:: WHAT YOU ARE ASKED TO DO ::
Each line of the data should be duplicated precisely.

:: EXERCISE INPUTS ::
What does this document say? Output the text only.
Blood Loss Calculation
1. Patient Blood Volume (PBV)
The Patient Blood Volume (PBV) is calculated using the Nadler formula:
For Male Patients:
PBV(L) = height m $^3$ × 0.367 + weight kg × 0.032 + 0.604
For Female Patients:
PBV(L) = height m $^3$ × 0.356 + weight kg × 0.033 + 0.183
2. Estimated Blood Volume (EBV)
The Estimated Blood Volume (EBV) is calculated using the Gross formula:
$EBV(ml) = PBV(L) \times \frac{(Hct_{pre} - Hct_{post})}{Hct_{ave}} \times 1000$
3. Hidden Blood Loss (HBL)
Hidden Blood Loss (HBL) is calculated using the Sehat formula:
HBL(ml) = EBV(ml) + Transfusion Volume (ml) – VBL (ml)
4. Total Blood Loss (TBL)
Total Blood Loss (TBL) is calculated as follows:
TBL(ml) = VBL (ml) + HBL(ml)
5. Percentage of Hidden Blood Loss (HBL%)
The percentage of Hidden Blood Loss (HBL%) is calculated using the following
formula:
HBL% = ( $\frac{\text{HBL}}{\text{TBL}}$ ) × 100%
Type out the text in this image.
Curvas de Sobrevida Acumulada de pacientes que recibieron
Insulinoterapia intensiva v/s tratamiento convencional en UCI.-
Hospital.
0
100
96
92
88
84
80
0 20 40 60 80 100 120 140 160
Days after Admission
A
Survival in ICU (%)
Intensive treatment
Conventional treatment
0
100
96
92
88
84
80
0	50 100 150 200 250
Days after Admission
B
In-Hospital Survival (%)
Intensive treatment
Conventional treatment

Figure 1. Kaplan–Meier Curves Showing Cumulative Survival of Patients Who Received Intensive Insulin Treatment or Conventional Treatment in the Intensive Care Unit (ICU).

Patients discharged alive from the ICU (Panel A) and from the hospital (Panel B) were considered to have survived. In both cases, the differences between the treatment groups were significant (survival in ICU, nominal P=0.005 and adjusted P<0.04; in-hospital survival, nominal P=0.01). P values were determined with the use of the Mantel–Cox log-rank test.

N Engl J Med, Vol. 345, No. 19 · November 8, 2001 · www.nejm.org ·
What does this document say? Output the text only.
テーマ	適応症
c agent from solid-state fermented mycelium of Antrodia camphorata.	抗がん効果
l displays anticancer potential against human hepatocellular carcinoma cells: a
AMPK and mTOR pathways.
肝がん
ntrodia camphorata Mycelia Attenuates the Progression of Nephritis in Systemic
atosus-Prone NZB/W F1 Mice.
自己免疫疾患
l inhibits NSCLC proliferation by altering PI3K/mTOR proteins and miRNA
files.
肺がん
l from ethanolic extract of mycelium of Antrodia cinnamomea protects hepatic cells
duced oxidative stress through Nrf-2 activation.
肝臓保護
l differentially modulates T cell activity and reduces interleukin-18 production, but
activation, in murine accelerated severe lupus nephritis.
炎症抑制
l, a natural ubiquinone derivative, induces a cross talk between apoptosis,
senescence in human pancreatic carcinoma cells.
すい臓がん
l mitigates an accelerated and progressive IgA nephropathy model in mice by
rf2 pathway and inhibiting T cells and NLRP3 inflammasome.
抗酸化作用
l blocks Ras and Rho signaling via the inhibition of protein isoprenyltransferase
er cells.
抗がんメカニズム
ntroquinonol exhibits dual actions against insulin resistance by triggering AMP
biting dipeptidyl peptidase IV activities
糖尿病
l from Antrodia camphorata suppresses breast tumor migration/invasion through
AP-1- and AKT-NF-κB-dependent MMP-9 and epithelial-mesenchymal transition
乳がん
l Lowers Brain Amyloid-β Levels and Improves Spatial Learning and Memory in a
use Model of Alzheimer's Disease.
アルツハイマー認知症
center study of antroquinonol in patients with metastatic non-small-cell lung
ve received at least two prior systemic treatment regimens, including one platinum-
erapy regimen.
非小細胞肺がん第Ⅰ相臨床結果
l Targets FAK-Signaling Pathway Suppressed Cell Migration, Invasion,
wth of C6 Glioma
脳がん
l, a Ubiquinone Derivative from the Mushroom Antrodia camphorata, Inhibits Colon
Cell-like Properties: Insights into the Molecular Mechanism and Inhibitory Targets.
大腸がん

:: ANSWER TO THE EXERCISE ::
What does this document say? Output the text only.
Blood Loss Calculation
1. Patient Blood Volume (PBV)
The Patient Blood Volume (PBV) is calculated using the Nadler formula:
For Male Patients:
PBV(L) = height m $^3$ × 0.367 + weight kg × 0.032 + 0.604
For Female Patients:
PBV(L) = height m $^3$ × 0.356 + weight kg × 0.033 + 0.183
2. Estimated Blood Volume (EBV)
The Estimated Blood Volume (EBV) is calculated using the Gross formula:
$EBV(ml) = PBV(L) \times \frac{(Hct_{pre} - Hct_{post})}{Hct_{ave}} \times 1000$
3. Hidden Blood Loss (HBL)
Hidden Blood Loss (HBL) is calculated using the Sehat formula:
HBL(ml) = EBV(ml) + Transfusion Volume (ml) – VBL (ml)
4. Total Blood Loss (TBL)
Total Blood Loss (TBL) is calculated as follows:
TBL(ml) = VBL (ml) + HBL(ml)
5. Percentage of Hidden Blood Loss (HBL%)
The percentage of Hidden Blood Loss (HBL%) is calculated using the following
formula:
HBL% = ( $\frac{\text{HBL}}{\text{TBL}}$ ) × 100%
Type out the text in this image.
Curvas de Sobrevida Acumulada de pacientes que recibieron
Insulinoterapia intensiva v/s tratamiento convencional en UCI.-
Hospital.
0
100
96
92
88
84
80
0 20 40 60 80 100 120 140 160
Days after Admission
A
Survival in ICU (%)
Intensive treatment
Conventional treatment
0
100
96
92
88
84
80
0	50 100 150 200 250
Days after Admission
B
In-Hospital Survival (%)
Intensive treatment
Conventional treatment

Figure 1. Kaplan–Meier Curves Showing Cumulative Survival of Patients Who Received Intensive Insulin Treatment or Conventional Treatment in the Intensive Care Unit (ICU).

Patients discharged alive from the ICU (Panel A) and from the hospital (Panel B) were considered to have survived. In both cases, the differences between the treatment groups were significant (survival in ICU, nominal P=0.005 and adjusted P<0.04; in-hospital survival, nominal P=0.01). P values were determined with the use of the Mantel–Cox log-rank test.

N Engl J Med, Vol. 345, No. 19 · November 8, 2001 · www.nejm.org ·
What does this document say? Output the text only.
テーマ	適応症
c agent from solid-state fermented mycelium of Antrodia camphorata.	抗がん効果
l displays anticancer potential against human hepatocellular carcinoma cells: a
AMPK and mTOR pathways.
肝がん
ntrodia camphorata Mycelia Attenuates the Progression of Nephritis in Systemic
atosus-Prone NZB/W F1 Mice.
自己免疫疾患
l inhibits NSCLC proliferation by altering PI3K/mTOR proteins and miRNA
files.
肺がん
l from ethanolic extract of mycelium of Antrodia cinnamomea protects hepatic cells
duced oxidative stress through Nrf-2 activation.
肝臓保護
l differentially modulates T cell activity and reduces interleukin-18 production, but
activation, in murine accelerated severe lupus nephritis.
炎症抑制
l, a natural ubiquinone derivative, induces a cross talk between apoptosis,
senescence in human pancreatic carcinoma cells.
すい臓がん
l mitigates an accelerated and progressive IgA nephropathy model in mice by
rf2 pathway and inhibiting T cells and NLRP3 inflammasome.
抗酸化作用
l blocks Ras and Rho signaling via the inhibition of protein isoprenyltransferase
er cells.
抗がんメカニズム
ntroquinonol exhibits dual actions against insulin resistance by triggering AMP
biting dipeptidyl peptidase IV activities
糖尿病
l from Antrodia camphorata suppresses breast tumor migration/invasion through
AP-1- and AKT-NF-κB-dependent MMP-9 and epithelial-mesenchymal transition
乳がん
l Lowers Brain Amyloid-β Levels and Improves Spatial Learning and Memory in a
use Model of Alzheimer's Disease.
アルツハイマー認知症
center study of antroquinonol in patients with metastatic non-small-cell lung
ve received at least two prior systemic treatment regimens, including one platinum-
erapy regimen.
非小細胞肺がん第Ⅰ相臨床結果
l Targets FAK-Signaling Pathway Suppressed Cell Migration, Invasion,
wth of C6 Glioma
脳がん
l, a Ubiquinone Derivative from the Mushroom Antrodia camphorata, Inhibits Colon
Cell-like Properties: Insights into the Molecular Mechanism and Inhibitory Targets.
大腸がん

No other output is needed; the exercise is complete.